● **Records supplied**
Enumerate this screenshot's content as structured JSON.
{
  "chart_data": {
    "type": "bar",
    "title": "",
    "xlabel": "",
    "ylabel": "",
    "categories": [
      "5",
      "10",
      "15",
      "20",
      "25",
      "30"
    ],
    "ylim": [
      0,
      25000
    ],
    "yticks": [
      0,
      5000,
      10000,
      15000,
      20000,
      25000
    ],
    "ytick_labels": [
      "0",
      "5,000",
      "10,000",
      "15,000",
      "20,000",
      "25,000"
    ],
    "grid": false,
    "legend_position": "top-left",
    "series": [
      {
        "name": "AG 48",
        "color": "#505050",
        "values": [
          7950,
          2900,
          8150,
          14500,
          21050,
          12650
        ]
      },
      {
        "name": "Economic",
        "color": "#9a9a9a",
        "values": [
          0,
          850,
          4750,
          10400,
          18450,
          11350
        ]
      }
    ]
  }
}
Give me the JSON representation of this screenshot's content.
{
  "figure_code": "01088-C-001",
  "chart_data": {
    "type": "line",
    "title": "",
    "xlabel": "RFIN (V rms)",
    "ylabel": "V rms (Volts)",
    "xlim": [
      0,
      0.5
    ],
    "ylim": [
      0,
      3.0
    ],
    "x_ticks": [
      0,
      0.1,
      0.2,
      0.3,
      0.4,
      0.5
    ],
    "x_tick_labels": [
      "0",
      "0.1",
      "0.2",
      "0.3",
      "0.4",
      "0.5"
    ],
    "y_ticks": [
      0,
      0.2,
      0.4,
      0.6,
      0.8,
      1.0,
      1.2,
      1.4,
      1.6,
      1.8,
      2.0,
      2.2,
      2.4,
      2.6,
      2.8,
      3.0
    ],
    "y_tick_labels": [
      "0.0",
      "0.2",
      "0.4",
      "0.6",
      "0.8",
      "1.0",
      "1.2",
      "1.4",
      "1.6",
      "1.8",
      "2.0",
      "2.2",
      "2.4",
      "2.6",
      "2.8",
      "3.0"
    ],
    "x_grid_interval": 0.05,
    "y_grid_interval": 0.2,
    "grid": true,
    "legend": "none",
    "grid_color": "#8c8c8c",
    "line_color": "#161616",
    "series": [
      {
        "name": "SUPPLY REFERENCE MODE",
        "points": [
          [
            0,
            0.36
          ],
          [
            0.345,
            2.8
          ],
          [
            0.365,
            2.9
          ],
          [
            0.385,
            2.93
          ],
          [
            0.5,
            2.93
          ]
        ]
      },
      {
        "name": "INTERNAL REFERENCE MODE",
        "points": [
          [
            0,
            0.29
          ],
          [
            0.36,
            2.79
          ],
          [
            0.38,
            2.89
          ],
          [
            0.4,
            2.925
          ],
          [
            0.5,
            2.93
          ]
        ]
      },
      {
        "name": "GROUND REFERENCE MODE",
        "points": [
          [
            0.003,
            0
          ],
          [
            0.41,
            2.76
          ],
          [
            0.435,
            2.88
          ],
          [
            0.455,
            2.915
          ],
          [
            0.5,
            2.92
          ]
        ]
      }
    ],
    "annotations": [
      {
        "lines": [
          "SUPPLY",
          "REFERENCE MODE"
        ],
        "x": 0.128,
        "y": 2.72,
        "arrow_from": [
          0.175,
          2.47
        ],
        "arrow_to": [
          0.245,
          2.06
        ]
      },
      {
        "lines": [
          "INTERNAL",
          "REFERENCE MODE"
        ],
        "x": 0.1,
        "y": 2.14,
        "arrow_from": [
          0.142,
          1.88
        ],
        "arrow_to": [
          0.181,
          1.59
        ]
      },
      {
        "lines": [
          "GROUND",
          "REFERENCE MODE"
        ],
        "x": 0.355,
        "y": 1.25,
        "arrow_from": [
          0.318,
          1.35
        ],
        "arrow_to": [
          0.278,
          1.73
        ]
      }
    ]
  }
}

● **Required task**
Pick out every line holding the string "this" and return it.

● **Answer to the task**
Enumerate this screenshot's content as structured JSON.
Give me the JSON representation of this screenshot's content.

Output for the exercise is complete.